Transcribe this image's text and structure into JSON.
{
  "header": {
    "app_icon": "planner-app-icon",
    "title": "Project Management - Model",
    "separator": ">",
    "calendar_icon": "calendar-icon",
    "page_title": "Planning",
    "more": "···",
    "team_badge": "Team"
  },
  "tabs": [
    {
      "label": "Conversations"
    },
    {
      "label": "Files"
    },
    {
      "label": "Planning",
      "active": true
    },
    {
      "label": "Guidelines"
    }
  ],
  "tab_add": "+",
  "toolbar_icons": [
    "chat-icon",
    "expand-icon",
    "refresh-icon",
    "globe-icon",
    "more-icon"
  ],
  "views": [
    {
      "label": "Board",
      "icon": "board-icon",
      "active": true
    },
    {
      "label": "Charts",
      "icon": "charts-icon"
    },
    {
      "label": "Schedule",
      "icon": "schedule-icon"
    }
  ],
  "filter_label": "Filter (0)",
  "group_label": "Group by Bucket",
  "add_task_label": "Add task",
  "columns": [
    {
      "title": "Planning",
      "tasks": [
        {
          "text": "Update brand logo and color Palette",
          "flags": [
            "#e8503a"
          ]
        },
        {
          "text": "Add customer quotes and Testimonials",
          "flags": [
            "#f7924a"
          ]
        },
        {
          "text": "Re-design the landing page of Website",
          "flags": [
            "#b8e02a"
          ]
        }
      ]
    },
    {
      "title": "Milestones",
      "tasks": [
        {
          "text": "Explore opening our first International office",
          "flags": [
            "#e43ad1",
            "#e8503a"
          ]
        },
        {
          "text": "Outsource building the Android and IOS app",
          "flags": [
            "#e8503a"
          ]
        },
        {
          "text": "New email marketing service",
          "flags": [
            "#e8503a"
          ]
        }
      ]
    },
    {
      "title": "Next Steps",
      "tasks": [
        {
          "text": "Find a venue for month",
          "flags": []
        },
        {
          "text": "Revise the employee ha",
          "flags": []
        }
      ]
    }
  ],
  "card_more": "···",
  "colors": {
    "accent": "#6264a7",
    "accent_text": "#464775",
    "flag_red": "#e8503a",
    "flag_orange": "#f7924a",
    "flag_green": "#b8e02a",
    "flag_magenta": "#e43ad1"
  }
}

···

Return the lines of the records that include the string "Planning".

    "page_title": "Planning",
      "label": "Planning",
      "title": "Planning",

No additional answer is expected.